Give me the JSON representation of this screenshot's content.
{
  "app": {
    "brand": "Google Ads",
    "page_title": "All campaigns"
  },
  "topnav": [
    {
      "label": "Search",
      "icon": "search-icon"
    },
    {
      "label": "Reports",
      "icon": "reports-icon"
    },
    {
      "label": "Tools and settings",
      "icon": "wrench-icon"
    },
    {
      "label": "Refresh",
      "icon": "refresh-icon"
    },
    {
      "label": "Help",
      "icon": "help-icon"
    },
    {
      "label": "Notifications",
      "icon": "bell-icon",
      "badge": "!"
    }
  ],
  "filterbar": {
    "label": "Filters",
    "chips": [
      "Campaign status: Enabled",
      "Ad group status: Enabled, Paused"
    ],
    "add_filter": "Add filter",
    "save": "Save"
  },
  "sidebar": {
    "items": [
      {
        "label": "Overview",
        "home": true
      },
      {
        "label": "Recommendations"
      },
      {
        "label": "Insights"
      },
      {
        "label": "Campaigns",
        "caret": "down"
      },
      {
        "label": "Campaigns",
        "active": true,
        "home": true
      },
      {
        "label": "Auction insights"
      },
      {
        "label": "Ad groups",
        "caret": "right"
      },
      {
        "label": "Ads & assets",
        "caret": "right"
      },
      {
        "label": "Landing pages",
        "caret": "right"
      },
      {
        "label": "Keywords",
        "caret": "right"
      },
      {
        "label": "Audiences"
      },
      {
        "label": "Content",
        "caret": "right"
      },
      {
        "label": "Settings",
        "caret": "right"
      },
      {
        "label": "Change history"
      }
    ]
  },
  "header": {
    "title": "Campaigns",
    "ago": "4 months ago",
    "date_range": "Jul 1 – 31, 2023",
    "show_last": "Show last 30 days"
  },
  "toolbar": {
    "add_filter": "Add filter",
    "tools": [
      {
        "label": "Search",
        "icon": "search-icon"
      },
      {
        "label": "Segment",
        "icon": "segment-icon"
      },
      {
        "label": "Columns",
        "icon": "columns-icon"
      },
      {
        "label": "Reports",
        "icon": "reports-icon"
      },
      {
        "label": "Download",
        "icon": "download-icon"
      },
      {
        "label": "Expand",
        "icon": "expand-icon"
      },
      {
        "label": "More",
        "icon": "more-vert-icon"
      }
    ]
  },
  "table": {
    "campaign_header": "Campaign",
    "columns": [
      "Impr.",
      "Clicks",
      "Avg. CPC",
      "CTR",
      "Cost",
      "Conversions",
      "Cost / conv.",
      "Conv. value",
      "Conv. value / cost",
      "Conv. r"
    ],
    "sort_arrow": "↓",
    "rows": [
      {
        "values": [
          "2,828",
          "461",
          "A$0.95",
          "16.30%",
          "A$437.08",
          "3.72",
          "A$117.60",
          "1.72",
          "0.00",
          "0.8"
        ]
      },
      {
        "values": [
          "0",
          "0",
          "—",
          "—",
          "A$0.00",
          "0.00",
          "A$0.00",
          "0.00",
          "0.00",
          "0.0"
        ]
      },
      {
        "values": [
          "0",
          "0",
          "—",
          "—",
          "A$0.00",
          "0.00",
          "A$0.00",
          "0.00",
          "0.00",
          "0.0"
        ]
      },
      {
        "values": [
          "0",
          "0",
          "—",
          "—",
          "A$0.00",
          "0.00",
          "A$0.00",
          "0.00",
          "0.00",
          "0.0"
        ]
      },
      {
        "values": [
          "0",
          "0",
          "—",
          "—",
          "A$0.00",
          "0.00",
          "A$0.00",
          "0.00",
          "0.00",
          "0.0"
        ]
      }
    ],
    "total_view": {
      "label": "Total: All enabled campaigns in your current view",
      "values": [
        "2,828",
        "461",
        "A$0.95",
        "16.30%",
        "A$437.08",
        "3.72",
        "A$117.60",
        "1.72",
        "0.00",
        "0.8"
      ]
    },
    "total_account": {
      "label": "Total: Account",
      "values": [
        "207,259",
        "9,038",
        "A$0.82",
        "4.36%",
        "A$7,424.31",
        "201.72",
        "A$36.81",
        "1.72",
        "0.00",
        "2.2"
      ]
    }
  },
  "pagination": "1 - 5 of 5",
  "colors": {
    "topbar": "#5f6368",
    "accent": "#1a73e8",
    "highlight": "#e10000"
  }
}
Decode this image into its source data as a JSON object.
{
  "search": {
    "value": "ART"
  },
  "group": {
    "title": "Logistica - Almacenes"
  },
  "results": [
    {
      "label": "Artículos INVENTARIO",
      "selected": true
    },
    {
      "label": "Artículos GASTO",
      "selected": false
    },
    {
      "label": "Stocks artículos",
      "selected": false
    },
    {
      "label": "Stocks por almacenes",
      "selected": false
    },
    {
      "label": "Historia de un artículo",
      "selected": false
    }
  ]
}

----

**Your objective:** Retype all of the data shown above, word for word.

**Reply:**
Give me the JSON representation of this screenshot's content.
{
  "app": {
    "brand": "Google Ads",
    "page_title": "All campaigns"
  },
  "topnav": [
    {
      "label": "Search",
      "icon": "search-icon"
    },
    {
      "label": "Reports",
      "icon": "reports-icon"
    },
    {
      "label": "Tools and settings",
      "icon": "wrench-icon"
    },
    {
      "label": "Refresh",
      "icon": "refresh-icon"
    },
    {
      "label": "Help",
      "icon": "help-icon"
    },
    {
      "label": "Notifications",
      "icon": "bell-icon",
      "badge": "!"
    }
  ],
  "filterbar": {
    "label": "Filters",
    "chips": [
      "Campaign status: Enabled",
      "Ad group status: Enabled, Paused"
    ],
    "add_filter": "Add filter",
    "save": "Save"
  },
  "sidebar": {
    "items": [
      {
        "label": "Overview",
        "home": true
      },
      {
        "label": "Recommendations"
      },
      {
        "label": "Insights"
      },
      {
        "label": "Campaigns",
        "caret": "down"
      },
      {
        "label": "Campaigns",
        "active": true,
        "home": true
      },
      {
        "label": "Auction insights"
      },
      {
        "label": "Ad groups",
        "caret": "right"
      },
      {
        "label": "Ads & assets",
        "caret": "right"
      },
      {
        "label": "Landing pages",
        "caret": "right"
      },
      {
        "label": "Keywords",
        "caret": "right"
      },
      {
        "label": "Audiences"
      },
      {
        "label": "Content",
        "caret": "right"
      },
      {
        "label": "Settings",
        "caret": "right"
      },
      {
        "label": "Change history"
      }
    ]
  },
  "header": {
    "title": "Campaigns",
    "ago": "4 months ago",
    "date_range": "Jul 1 – 31, 2023",
    "show_last": "Show last 30 days"
  },
  "toolbar": {
    "add_filter": "Add filter",
    "tools": [
      {
        "label": "Search",
        "icon": "search-icon"
      },
      {
        "label": "Segment",
        "icon": "segment-icon"
      },
      {
        "label": "Columns",
        "icon": "columns-icon"
      },
      {
        "label": "Reports",
        "icon": "reports-icon"
      },
      {
        "label": "Download",
        "icon": "download-icon"
      },
      {
        "label": "Expand",
        "icon": "expand-icon"
      },
      {
        "label": "More",
        "icon": "more-vert-icon"
      }
    ]
  },
  "table": {
    "campaign_header": "Campaign",
    "columns": [
      "Impr.",
      "Clicks",
      "Avg. CPC",
      "CTR",
      "Cost",
      "Conversions",
      "Cost / conv.",
      "Conv. value",
      "Conv. value / cost",
      "Conv. r"
    ],
    "sort_arrow": "↓",
    "rows": [
      {
        "values": [
          "2,828",
          "461",
          "A$0.95",
          "16.30%",
          "A$437.08",
          "3.72",
          "A$117.60",
          "1.72",
          "0.00",
          "0.8"
        ]
      },
      {
        "values": [
          "0",
          "0",
          "—",
          "—",
          "A$0.00",
          "0.00",
          "A$0.00",
          "0.00",
          "0.00",
          "0.0"
        ]
      },
      {
        "values": [
          "0",
          "0",
          "—",
          "—",
          "A$0.00",
          "0.00",
          "A$0.00",
          "0.00",
          "0.00",
          "0.0"
        ]
      },
      {
        "values": [
          "0",
          "0",
          "—",
          "—",
          "A$0.00",
          "0.00",
          "A$0.00",
          "0.00",
          "0.00",
          "0.0"
        ]
      },
      {
        "values": [
          "0",
          "0",
          "—",
          "—",
          "A$0.00",
          "0.00",
          "A$0.00",
          "0.00",
          "0.00",
          "0.0"
        ]
      }
    ],
    "total_view": {
      "label": "Total: All enabled campaigns in your current view",
      "values": [
        "2,828",
        "461",
        "A$0.95",
        "16.30%",
        "A$437.08",
        "3.72",
        "A$117.60",
        "1.72",
        "0.00",
        "0.8"
      ]
    },
    "total_account": {
      "label": "Total: Account",
      "values": [
        "207,259",
        "9,038",
        "A$0.82",
        "4.36%",
        "A$7,424.31",
        "201.72",
        "A$36.81",
        "1.72",
        "0.00",
        "2.2"
      ]
    }
  },
  "pagination": "1 - 5 of 5",
  "colors": {
    "topbar": "#5f6368",
    "accent": "#1a73e8",
    "highlight": "#e10000"
  }
}
Decode this image into its source data as a JSON object.
{
  "search": {
    "value": "ART"
  },
  "group": {
    "title": "Logistica - Almacenes"
  },
  "results": [
    {
      "label": "Artículos INVENTARIO",
      "selected": true
    },
    {
      "label": "Artículos GASTO",
      "selected": false
    },
    {
      "label": "Stocks artículos",
      "selected": false
    },
    {
      "label": "Stocks por almacenes",
      "selected": false
    },
    {
      "label": "Historia de un artículo",
      "selected": false
    }
  ]
}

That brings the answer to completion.